▶ _Problem_: Repeat every entry in the listing below, exactly.

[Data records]
§ §
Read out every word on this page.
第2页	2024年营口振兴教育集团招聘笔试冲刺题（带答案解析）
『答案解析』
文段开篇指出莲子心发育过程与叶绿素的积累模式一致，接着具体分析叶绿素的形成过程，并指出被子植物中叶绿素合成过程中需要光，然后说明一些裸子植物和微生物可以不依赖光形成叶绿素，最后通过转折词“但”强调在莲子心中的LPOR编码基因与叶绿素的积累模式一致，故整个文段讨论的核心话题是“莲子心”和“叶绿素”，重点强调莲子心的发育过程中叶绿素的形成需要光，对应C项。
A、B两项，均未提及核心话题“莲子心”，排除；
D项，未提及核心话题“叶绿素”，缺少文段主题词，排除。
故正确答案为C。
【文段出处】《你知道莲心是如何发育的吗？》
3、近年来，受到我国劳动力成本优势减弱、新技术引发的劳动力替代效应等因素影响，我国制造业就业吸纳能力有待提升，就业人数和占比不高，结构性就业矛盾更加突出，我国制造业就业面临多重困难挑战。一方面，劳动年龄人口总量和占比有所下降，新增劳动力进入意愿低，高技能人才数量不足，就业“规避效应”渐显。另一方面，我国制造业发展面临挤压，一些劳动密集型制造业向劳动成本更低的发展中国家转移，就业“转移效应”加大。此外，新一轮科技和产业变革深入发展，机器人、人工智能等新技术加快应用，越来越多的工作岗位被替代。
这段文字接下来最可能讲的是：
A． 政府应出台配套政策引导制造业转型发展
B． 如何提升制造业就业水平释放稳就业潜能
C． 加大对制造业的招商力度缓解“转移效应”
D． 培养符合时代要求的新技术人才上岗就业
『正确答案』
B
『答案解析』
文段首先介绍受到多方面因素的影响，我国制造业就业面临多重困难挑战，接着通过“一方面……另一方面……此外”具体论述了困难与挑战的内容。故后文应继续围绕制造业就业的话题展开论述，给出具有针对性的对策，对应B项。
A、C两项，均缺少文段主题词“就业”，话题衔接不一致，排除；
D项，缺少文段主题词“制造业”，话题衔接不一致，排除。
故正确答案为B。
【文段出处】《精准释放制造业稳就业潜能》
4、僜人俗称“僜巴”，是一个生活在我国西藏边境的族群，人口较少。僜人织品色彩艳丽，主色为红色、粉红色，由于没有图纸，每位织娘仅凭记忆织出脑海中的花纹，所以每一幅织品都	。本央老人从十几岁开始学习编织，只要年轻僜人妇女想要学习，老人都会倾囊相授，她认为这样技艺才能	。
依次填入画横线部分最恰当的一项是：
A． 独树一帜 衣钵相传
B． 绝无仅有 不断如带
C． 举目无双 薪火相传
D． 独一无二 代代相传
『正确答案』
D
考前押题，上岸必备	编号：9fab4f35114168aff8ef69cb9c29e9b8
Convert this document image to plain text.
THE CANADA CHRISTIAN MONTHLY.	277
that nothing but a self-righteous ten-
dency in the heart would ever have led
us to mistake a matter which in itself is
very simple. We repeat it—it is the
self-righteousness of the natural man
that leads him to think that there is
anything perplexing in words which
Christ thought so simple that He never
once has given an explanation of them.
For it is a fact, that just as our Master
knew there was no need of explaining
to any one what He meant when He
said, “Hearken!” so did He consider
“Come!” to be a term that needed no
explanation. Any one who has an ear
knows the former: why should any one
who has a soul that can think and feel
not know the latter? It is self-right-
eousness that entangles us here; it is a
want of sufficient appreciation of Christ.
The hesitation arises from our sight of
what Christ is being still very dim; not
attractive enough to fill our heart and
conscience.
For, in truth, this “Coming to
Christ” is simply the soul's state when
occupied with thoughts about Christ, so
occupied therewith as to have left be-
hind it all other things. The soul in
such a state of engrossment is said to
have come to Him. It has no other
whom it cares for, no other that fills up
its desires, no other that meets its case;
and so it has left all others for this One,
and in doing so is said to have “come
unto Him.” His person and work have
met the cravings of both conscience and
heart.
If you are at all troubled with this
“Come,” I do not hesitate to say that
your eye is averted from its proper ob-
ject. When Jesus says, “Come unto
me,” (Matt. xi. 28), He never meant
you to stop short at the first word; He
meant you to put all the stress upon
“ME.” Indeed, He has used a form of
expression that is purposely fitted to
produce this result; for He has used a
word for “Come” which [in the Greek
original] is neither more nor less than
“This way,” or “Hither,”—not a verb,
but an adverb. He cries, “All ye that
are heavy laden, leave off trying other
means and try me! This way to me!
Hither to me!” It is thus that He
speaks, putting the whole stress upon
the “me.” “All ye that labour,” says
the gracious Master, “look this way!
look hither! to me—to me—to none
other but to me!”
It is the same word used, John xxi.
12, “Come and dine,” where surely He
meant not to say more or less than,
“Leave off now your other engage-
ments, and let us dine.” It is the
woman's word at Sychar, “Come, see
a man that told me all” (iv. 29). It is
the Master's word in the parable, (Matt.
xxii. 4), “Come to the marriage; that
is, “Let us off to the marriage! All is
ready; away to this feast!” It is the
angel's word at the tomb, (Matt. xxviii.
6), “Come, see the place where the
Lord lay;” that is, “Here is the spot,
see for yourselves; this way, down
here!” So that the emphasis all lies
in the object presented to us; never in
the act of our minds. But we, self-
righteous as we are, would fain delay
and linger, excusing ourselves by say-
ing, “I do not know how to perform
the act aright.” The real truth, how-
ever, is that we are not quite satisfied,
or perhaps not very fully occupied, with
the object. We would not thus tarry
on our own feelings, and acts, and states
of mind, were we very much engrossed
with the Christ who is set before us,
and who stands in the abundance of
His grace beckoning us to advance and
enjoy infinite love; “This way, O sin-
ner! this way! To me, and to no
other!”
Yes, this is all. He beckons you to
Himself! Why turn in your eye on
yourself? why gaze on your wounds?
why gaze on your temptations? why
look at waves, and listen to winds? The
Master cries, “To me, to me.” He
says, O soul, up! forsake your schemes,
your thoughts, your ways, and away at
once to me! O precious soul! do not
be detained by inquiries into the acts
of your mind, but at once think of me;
§ §
▶ _Full answer_:
Read out every word on this page.
第2页	2024年营口振兴教育集团招聘笔试冲刺题（带答案解析）
『答案解析』
文段开篇指出莲子心发育过程与叶绿素的积累模式一致，接着具体分析叶绿素的形成过程，并指出被子植物中叶绿素合成过程中需要光，然后说明一些裸子植物和微生物可以不依赖光形成叶绿素，最后通过转折词“但”强调在莲子心中的LPOR编码基因与叶绿素的积累模式一致，故整个文段讨论的核心话题是“莲子心”和“叶绿素”，重点强调莲子心的发育过程中叶绿素的形成需要光，对应C项。
A、B两项，均未提及核心话题“莲子心”，排除；
D项，未提及核心话题“叶绿素”，缺少文段主题词，排除。
故正确答案为C。
【文段出处】《你知道莲心是如何发育的吗？》
3、近年来，受到我国劳动力成本优势减弱、新技术引发的劳动力替代效应等因素影响，我国制造业就业吸纳能力有待提升，就业人数和占比不高，结构性就业矛盾更加突出，我国制造业就业面临多重困难挑战。一方面，劳动年龄人口总量和占比有所下降，新增劳动力进入意愿低，高技能人才数量不足，就业“规避效应”渐显。另一方面，我国制造业发展面临挤压，一些劳动密集型制造业向劳动成本更低的发展中国家转移，就业“转移效应”加大。此外，新一轮科技和产业变革深入发展，机器人、人工智能等新技术加快应用，越来越多的工作岗位被替代。
这段文字接下来最可能讲的是：
A． 政府应出台配套政策引导制造业转型发展
B． 如何提升制造业就业水平释放稳就业潜能
C． 加大对制造业的招商力度缓解“转移效应”
D． 培养符合时代要求的新技术人才上岗就业
『正确答案』
B
『答案解析』
文段首先介绍受到多方面因素的影响，我国制造业就业面临多重困难挑战，接着通过“一方面……另一方面……此外”具体论述了困难与挑战的内容。故后文应继续围绕制造业就业的话题展开论述，给出具有针对性的对策，对应B项。
A、C两项，均缺少文段主题词“就业”，话题衔接不一致，排除；
D项，缺少文段主题词“制造业”，话题衔接不一致，排除。
故正确答案为B。
【文段出处】《精准释放制造业稳就业潜能》
4、僜人俗称“僜巴”，是一个生活在我国西藏边境的族群，人口较少。僜人织品色彩艳丽，主色为红色、粉红色，由于没有图纸，每位织娘仅凭记忆织出脑海中的花纹，所以每一幅织品都	。本央老人从十几岁开始学习编织，只要年轻僜人妇女想要学习，老人都会倾囊相授，她认为这样技艺才能	。
依次填入画横线部分最恰当的一项是：
A． 独树一帜 衣钵相传
B． 绝无仅有 不断如带
C． 举目无双 薪火相传
D． 独一无二 代代相传
『正确答案』
D
考前押题，上岸必备	编号：9fab4f35114168aff8ef69cb9c29e9b8
Convert this document image to plain text.
THE CANADA CHRISTIAN MONTHLY.	277
that nothing but a self-righteous ten-
dency in the heart would ever have led
us to mistake a matter which in itself is
very simple. We repeat it—it is the
self-righteousness of the natural man
that leads him to think that there is
anything perplexing in words which
Christ thought so simple that He never
once has given an explanation of them.
For it is a fact, that just as our Master
knew there was no need of explaining
to any one what He meant when He
said, “Hearken!” so did He consider
“Come!” to be a term that needed no
explanation. Any one who has an ear
knows the former: why should any one
who has a soul that can think and feel
not know the latter? It is self-right-
eousness that entangles us here; it is a
want of sufficient appreciation of Christ.
The hesitation arises from our sight of
what Christ is being still very dim; not
attractive enough to fill our heart and
conscience.
For, in truth, this “Coming to
Christ” is simply the soul's state when
occupied with thoughts about Christ, so
occupied therewith as to have left be-
hind it all other things. The soul in
such a state of engrossment is said to
have come to Him. It has no other
whom it cares for, no other that fills up
its desires, no other that meets its case;
and so it has left all others for this One,
and in doing so is said to have “come
unto Him.” His person and work have
met the cravings of both conscience and
heart.
If you are at all troubled with this
“Come,” I do not hesitate to say that
your eye is averted from its proper ob-
ject. When Jesus says, “Come unto
me,” (Matt. xi. 28), He never meant
you to stop short at the first word; He
meant you to put all the stress upon
“ME.” Indeed, He has used a form of
expression that is purposely fitted to
produce this result; for He has used a
word for “Come” which [in the Greek
original] is neither more nor less than
“This way,” or “Hither,”—not a verb,
but an adverb. He cries, “All ye that
are heavy laden, leave off trying other
means and try me! This way to me!
Hither to me!” It is thus that He
speaks, putting the whole stress upon
the “me.” “All ye that labour,” says
the gracious Master, “look this way!
look hither! to me—to me—to none
other but to me!”
It is the same word used, John xxi.
12, “Come and dine,” where surely He
meant not to say more or less than,
“Leave off now your other engage-
ments, and let us dine.” It is the
woman's word at Sychar, “Come, see
a man that told me all” (iv. 29). It is
the Master's word in the parable, (Matt.
xxii. 4), “Come to the marriage; that
is, “Let us off to the marriage! All is
ready; away to this feast!” It is the
angel's word at the tomb, (Matt. xxviii.
6), “Come, see the place where the
Lord lay;” that is, “Here is the spot,
see for yourselves; this way, down
here!” So that the emphasis all lies
in the object presented to us; never in
the act of our minds. But we, self-
righteous as we are, would fain delay
and linger, excusing ourselves by say-
ing, “I do not know how to perform
the act aright.” The real truth, how-
ever, is that we are not quite satisfied,
or perhaps not very fully occupied, with
the object. We would not thus tarry
on our own feelings, and acts, and states
of mind, were we very much engrossed
with the Christ who is set before us,
and who stands in the abundance of
His grace beckoning us to advance and
enjoy infinite love; “This way, O sin-
ner! this way! To me, and to no
other!”
Yes, this is all. He beckons you to
Himself! Why turn in your eye on
yourself? why gaze on your wounds?
why gaze on your temptations? why
look at waves, and listen to winds? The
Master cries, “To me, to me.” He
says, O soul, up! forsake your schemes,
your thoughts, your ways, and away at
once to me! O precious soul! do not
be detained by inquiries into the acts
of your mind, but at once think of me;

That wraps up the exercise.